- _TAREA_
Resume en dos oraciones el fragmento de texto que aparece a continuación.

ELSA JOHANA Ortiz Enríquez soñaba con una nueva vida en Estados Unidos e imaginaba lo que podría suponer el viaje para llegar ahí: siete días en la ruta de Guatemala a México con Anthony, su hijo de ocho años; ser entregados a un agente de la Patrulla Fronteriza; ser detenidos durante semanas en “la perrera”, como llaman los migrantes a las instalaciones de detención del Departamento de Inmigración de Estados Unidos. “Creí que tendría que esperar semanas o meses antes de ser liberada, pero que al final lograría llegar a Virginia”, comenta.
Pero una cálida mañana de sábado de mayo pasado, 24 horas después de su llegada a McAllen, Texas, la realidad fue muy distinta: autoridades migratorias entraron en su celda y le arrebataron a su hijo. “Todo ocurrió muy rápido”, cuenta Ortiz. “Fui a recoger sus zapatos y cuando volví, ya no estaba”. Mientras la puerta se cerraba detrás de Anthony, Ortiz luchaba con los guardias que la retenían. “Me dijeron que me calmara”, dice. Un oficial de la Patrulla Fronteriza le explicó que enfrentaba cargos criminales por intentar cruzar la frontera de manera ilegal. “Me dijo que era una nueva ley, por lo que tenían que quitármelo mientras me presentaba ante la Corte”, relata Ortiz, “pero que me lo devolverían inmediatamente después”.

(Entradas del conjunto de datos de maquetación)
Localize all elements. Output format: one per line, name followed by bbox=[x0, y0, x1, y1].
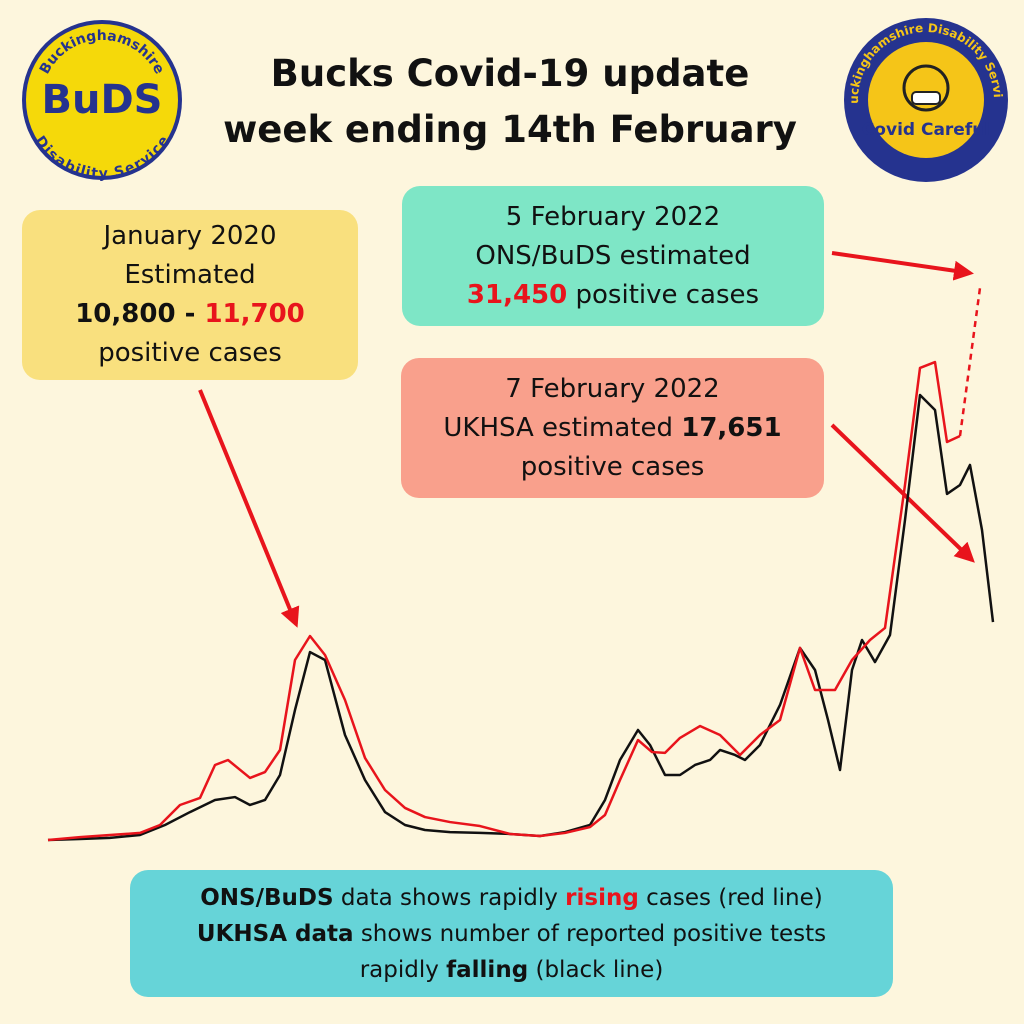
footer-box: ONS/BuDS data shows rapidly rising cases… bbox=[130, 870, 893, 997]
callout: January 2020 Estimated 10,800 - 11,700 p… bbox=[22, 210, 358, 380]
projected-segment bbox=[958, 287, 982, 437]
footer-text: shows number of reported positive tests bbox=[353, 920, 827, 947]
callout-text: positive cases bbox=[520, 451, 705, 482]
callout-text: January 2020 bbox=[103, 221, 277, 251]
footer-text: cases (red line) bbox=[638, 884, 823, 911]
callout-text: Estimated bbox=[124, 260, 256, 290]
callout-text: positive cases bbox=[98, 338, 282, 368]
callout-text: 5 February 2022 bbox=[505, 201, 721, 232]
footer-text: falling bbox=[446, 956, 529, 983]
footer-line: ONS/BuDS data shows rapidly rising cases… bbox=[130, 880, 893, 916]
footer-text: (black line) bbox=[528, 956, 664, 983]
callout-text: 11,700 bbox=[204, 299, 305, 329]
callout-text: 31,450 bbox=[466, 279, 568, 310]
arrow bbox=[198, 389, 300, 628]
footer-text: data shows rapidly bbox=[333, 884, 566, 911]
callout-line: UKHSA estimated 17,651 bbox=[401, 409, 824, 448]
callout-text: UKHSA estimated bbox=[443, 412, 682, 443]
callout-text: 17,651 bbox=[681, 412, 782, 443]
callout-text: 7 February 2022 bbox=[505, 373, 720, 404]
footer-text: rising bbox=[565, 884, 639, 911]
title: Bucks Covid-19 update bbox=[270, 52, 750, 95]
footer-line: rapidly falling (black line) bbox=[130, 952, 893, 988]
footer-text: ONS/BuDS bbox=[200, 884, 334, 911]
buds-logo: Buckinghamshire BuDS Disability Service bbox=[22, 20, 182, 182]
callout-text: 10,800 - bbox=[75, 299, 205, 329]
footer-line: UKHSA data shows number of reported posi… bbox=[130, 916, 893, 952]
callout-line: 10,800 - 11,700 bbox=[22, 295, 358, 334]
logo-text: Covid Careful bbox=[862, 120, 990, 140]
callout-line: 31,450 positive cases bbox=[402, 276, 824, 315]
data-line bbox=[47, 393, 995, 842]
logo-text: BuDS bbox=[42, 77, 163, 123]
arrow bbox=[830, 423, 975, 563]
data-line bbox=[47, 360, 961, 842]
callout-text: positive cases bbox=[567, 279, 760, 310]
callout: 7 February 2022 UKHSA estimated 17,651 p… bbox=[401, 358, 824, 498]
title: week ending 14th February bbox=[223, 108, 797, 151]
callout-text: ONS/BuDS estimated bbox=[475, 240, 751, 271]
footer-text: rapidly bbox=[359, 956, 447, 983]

- _SOLUCIÓN DEL EJERCICIO_
Elsa Johana Ortiz Enríquez soñaba con una nueva vida en Estados Unidos junto a su hijo Anthony, de ocho años, y creía que, aunque tuviera que esperar semanas o meses detenida, al final lograría llegar a Virginia. Sin embargo, 24 horas después de llegar a McAllen, Texas, las autoridades migratorias le arrebataron a su hijo, y un oficial de la Patrulla Fronteriza le explicó que, por una nueva ley, se lo quitaban mientras enfrentaba cargos criminales por intentar cruzar la frontera ilegalmente, pero que se lo devolverían después.